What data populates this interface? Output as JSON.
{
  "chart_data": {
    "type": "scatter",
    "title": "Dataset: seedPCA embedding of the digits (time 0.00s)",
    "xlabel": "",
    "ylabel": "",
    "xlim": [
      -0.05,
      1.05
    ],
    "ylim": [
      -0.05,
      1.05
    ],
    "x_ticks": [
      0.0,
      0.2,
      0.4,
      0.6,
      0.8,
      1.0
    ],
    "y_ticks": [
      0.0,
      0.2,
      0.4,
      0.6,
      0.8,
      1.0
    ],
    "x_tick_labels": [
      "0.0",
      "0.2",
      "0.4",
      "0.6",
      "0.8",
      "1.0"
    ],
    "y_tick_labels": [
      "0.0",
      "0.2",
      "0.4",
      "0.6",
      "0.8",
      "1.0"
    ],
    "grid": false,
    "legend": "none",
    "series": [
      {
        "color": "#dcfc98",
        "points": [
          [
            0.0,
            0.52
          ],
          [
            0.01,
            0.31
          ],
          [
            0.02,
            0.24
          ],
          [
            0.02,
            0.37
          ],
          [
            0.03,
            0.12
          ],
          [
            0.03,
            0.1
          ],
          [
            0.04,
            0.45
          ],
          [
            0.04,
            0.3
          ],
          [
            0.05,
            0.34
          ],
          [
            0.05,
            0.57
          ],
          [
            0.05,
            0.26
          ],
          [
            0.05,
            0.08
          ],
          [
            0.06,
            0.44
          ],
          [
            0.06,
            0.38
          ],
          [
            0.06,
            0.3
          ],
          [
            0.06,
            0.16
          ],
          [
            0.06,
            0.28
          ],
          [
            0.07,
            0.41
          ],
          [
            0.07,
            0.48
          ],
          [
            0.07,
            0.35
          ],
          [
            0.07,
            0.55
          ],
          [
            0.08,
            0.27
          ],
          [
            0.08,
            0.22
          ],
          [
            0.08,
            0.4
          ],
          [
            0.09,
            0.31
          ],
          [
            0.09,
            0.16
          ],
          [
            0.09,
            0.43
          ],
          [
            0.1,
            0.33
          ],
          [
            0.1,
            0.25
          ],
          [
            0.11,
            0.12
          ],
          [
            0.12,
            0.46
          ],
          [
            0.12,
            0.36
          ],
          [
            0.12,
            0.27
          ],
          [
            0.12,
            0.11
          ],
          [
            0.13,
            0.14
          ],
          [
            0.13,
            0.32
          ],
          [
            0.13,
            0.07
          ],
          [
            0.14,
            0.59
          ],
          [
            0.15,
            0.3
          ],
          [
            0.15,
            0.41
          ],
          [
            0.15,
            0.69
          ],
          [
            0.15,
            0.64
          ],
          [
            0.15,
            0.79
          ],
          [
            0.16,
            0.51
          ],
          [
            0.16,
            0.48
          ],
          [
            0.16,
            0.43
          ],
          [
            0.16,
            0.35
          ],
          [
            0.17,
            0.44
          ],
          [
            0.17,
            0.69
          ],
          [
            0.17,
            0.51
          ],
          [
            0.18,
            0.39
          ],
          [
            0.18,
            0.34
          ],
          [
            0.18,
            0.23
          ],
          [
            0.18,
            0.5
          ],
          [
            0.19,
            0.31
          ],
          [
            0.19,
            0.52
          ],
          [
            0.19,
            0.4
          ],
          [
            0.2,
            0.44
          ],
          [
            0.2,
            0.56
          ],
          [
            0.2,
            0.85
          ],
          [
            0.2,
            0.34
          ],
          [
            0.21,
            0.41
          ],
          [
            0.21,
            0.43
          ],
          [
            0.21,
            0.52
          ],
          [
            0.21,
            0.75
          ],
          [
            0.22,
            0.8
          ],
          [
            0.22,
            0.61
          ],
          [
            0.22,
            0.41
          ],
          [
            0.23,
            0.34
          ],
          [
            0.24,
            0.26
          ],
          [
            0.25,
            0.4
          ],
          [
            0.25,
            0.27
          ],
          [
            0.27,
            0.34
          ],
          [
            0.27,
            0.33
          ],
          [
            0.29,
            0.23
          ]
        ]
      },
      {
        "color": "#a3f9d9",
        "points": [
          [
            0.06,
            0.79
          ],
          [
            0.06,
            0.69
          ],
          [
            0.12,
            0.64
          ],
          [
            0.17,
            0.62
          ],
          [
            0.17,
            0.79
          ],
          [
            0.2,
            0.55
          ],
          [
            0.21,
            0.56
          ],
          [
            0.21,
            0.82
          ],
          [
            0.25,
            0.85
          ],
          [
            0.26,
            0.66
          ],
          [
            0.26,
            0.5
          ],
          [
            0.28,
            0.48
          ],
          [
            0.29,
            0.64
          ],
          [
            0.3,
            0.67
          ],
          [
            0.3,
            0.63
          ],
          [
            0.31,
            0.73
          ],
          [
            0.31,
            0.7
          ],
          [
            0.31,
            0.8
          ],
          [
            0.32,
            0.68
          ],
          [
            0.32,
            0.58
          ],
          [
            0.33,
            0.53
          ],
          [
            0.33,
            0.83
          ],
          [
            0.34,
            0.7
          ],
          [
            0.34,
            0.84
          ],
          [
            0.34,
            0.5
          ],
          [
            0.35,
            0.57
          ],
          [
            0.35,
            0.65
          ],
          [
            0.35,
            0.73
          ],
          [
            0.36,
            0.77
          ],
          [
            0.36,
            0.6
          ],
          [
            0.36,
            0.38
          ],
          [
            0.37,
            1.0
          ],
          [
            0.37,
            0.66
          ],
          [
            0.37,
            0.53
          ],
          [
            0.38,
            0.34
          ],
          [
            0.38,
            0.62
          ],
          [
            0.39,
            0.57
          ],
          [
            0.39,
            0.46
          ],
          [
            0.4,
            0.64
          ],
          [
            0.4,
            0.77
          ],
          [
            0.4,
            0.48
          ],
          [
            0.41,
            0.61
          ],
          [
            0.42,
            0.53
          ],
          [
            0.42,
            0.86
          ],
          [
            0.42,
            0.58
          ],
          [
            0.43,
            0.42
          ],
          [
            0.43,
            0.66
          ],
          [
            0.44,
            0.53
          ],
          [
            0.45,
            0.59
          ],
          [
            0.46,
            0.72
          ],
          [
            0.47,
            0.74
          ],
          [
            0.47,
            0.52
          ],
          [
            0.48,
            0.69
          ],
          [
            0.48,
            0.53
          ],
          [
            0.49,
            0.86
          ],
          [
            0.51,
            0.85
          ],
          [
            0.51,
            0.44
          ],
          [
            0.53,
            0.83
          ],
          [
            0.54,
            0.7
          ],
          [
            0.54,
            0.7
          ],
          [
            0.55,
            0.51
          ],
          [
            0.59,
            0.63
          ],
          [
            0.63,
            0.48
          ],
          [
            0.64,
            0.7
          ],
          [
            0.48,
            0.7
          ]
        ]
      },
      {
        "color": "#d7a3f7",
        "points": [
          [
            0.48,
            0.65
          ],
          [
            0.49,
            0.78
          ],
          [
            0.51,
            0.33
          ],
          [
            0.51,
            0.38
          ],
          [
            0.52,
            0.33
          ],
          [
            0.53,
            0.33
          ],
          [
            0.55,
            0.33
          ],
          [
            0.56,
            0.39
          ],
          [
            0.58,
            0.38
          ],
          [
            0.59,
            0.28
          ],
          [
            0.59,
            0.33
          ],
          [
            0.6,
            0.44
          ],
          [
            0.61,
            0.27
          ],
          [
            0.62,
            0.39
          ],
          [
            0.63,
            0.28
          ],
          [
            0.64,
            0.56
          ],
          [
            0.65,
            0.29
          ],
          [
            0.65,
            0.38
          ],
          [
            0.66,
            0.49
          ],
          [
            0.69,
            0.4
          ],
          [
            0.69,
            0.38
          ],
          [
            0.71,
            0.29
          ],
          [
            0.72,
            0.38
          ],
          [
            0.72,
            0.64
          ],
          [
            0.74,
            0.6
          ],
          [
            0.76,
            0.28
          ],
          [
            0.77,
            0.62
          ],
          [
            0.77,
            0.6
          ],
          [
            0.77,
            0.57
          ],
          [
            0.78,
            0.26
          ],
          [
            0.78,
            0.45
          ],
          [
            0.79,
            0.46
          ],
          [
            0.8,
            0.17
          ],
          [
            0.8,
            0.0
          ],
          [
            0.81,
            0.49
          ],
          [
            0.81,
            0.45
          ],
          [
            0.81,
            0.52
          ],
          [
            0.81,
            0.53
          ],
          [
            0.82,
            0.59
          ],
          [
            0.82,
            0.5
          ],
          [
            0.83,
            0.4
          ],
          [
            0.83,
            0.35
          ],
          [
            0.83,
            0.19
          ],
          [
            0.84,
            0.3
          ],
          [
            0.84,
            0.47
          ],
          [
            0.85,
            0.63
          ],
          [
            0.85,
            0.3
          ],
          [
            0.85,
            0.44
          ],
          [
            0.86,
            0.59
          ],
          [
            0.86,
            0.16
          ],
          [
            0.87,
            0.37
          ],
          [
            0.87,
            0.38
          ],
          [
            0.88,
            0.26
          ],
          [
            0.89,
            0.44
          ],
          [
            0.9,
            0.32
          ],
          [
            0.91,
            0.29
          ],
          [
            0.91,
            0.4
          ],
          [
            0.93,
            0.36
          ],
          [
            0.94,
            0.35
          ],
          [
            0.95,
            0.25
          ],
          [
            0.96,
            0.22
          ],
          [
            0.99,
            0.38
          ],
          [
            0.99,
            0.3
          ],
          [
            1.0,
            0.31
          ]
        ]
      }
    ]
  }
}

> [Given exercise]: Copy each line of the listing that contains the string "color".

> [Task output]:
        "color": "#dcfc98",
        "color": "#a3f9d9",
        "color": "#d7a3f7",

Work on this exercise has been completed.